**What you are asked to do:**
Report the count of lines holding "data" in the records, with no other words.

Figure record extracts

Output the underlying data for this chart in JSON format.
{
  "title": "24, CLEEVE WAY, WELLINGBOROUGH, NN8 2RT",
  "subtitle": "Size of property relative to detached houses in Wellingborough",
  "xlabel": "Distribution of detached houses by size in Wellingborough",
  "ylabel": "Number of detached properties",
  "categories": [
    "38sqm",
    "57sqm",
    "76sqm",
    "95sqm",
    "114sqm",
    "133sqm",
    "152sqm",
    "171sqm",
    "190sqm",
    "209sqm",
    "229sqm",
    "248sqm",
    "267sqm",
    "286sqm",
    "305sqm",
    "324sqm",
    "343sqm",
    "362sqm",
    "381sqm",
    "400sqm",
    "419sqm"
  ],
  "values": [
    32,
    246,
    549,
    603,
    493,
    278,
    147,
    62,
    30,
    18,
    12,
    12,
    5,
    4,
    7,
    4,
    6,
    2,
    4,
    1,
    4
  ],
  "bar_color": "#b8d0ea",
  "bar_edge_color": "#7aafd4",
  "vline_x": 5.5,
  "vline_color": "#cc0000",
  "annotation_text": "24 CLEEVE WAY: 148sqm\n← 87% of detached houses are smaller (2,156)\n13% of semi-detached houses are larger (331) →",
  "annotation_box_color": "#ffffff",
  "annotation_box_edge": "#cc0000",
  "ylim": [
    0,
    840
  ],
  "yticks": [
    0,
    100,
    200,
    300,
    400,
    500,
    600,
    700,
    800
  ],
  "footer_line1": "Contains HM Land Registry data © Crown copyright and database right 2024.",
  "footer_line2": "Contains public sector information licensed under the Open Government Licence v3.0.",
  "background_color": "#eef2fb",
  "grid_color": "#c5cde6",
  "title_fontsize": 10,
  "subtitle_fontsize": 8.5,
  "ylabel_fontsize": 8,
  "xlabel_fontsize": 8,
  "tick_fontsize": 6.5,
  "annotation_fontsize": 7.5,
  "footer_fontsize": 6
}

**Full answer:**
2